--- Source data ---
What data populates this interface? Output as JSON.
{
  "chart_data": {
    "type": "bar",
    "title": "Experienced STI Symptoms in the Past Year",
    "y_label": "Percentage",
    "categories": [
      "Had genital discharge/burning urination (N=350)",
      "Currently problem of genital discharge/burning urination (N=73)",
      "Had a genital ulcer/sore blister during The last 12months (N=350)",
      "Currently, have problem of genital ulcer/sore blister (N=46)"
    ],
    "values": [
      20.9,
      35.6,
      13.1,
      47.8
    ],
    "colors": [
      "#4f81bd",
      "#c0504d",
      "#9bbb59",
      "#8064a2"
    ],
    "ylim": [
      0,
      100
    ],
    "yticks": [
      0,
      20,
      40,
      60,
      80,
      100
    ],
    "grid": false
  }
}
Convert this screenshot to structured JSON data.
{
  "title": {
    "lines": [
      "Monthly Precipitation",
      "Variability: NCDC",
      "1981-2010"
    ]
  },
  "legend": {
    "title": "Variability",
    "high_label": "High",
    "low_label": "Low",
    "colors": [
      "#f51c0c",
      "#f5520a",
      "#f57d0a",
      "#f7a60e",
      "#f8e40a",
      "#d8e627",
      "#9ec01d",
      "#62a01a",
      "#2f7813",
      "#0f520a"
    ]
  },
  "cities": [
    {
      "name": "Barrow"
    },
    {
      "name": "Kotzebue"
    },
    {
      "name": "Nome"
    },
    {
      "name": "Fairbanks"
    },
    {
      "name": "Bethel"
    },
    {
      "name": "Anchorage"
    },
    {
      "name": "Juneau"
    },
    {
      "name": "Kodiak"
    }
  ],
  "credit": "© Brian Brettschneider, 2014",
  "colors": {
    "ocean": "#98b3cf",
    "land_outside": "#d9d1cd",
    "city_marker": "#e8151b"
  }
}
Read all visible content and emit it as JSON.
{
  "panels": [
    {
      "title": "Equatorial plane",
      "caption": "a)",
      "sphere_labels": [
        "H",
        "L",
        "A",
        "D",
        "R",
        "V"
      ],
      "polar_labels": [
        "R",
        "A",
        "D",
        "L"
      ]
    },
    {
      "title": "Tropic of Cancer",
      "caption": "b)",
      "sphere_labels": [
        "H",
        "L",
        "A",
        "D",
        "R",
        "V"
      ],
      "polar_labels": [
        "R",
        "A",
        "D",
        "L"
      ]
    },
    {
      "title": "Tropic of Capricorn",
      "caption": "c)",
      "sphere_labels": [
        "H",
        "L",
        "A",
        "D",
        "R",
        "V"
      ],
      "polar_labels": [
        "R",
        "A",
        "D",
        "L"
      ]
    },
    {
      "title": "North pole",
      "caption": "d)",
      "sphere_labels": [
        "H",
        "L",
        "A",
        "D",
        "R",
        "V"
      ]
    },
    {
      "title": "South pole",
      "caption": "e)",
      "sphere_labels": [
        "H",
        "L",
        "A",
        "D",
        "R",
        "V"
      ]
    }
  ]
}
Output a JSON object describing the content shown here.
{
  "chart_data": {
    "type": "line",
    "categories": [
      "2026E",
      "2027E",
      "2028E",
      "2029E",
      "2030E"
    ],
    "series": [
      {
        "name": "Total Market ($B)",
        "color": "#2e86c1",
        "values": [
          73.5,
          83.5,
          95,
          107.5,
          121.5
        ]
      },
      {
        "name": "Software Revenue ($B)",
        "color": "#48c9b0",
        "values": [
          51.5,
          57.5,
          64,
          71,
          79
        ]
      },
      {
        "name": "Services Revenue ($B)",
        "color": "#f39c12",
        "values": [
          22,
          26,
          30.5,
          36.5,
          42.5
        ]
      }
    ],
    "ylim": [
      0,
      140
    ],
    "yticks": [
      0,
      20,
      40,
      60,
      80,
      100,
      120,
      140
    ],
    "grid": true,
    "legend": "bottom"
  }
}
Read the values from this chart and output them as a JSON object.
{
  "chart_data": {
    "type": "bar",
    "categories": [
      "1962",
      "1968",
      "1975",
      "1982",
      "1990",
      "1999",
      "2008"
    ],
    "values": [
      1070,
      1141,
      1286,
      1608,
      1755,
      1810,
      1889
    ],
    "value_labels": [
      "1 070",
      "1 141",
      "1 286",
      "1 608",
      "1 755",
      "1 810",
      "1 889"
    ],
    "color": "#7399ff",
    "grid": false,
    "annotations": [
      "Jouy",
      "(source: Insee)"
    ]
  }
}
---
[Problem statement] Repeat the lines above exactly.

[Response for this exercise]
What data populates this interface? Output as JSON.
{
  "chart_data": {
    "type": "bar",
    "title": "Experienced STI Symptoms in the Past Year",
    "y_label": "Percentage",
    "categories": [
      "Had genital discharge/burning urination (N=350)",
      "Currently problem of genital discharge/burning urination (N=73)",
      "Had a genital ulcer/sore blister during The last 12months (N=350)",
      "Currently, have problem of genital ulcer/sore blister (N=46)"
    ],
    "values": [
      20.9,
      35.6,
      13.1,
      47.8
    ],
    "colors": [
      "#4f81bd",
      "#c0504d",
      "#9bbb59",
      "#8064a2"
    ],
    "ylim": [
      0,
      100
    ],
    "yticks": [
      0,
      20,
      40,
      60,
      80,
      100
    ],
    "grid": false
  }
}
Convert this screenshot to structured JSON data.
{
  "title": {
    "lines": [
      "Monthly Precipitation",
      "Variability: NCDC",
      "1981-2010"
    ]
  },
  "legend": {
    "title": "Variability",
    "high_label": "High",
    "low_label": "Low",
    "colors": [
      "#f51c0c",
      "#f5520a",
      "#f57d0a",
      "#f7a60e",
      "#f8e40a",
      "#d8e627",
      "#9ec01d",
      "#62a01a",
      "#2f7813",
      "#0f520a"
    ]
  },
  "cities": [
    {
      "name": "Barrow"
    },
    {
      "name": "Kotzebue"
    },
    {
      "name": "Nome"
    },
    {
      "name": "Fairbanks"
    },
    {
      "name": "Bethel"
    },
    {
      "name": "Anchorage"
    },
    {
      "name": "Juneau"
    },
    {
      "name": "Kodiak"
    }
  ],
  "credit": "© Brian Brettschneider, 2014",
  "colors": {
    "ocean": "#98b3cf",
    "land_outside": "#d9d1cd",
    "city_marker": "#e8151b"
  }
}
Read all visible content and emit it as JSON.
{
  "panels": [
    {
      "title": "Equatorial plane",
      "caption": "a)",
      "sphere_labels": [
        "H",
        "L",
        "A",
        "D",
        "R",
        "V"
      ],
      "polar_labels": [
        "R",
        "A",
        "D",
        "L"
      ]
    },
    {
      "title": "Tropic of Cancer",
      "caption": "b)",
      "sphere_labels": [
        "H",
        "L",
        "A",
        "D",
        "R",
        "V"
      ],
      "polar_labels": [
        "R",
        "A",
        "D",
        "L"
      ]
    },
    {
      "title": "Tropic of Capricorn",
      "caption": "c)",
      "sphere_labels": [
        "H",
        "L",
        "A",
        "D",
        "R",
        "V"
      ],
      "polar_labels": [
        "R",
        "A",
        "D",
        "L"
      ]
    },
    {
      "title": "North pole",
      "caption": "d)",
      "sphere_labels": [
        "H",
        "L",
        "A",
        "D",
        "R",
        "V"
      ]
    },
    {
      "title": "South pole",
      "caption": "e)",
      "sphere_labels": [
        "H",
        "L",
        "A",
        "D",
        "R",
        "V"
      ]
    }
  ]
}
Output a JSON object describing the content shown here.
{
  "chart_data": {
    "type": "line",
    "categories": [
      "2026E",
      "2027E",
      "2028E",
      "2029E",
      "2030E"
    ],
    "series": [
      {
        "name": "Total Market ($B)",
        "color": "#2e86c1",
        "values": [
          73.5,
          83.5,
          95,
          107.5,
          121.5
        ]
      },
      {
        "name": "Software Revenue ($B)",
        "color": "#48c9b0",
        "values": [
          51.5,
          57.5,
          64,
          71,
          79
        ]
      },
      {
        "name": "Services Revenue ($B)",
        "color": "#f39c12",
        "values": [
          22,
          26,
          30.5,
          36.5,
          42.5
        ]
      }
    ],
    "ylim": [
      0,
      140
    ],
    "yticks": [
      0,
      20,
      40,
      60,
      80,
      100,
      120,
      140
    ],
    "grid": true,
    "legend": "bottom"
  }
}
Read the values from this chart and output them as a JSON object.
{
  "chart_data": {
    "type": "bar",
    "categories": [
      "1962",
      "1968",
      "1975",
      "1982",
      "1990",
      "1999",
      "2008"
    ],
    "values": [
      1070,
      1141,
      1286,
      1608,
      1755,
      1810,
      1889
    ],
    "value_labels": [
      "1 070",
      "1 141",
      "1 286",
      "1 608",
      "1 755",
      "1 810",
      "1 889"
    ],
    "color": "#7399ff",
    "grid": false,
    "annotations": [
      "Jouy",
      "(source: Insee)"
    ]
  }
}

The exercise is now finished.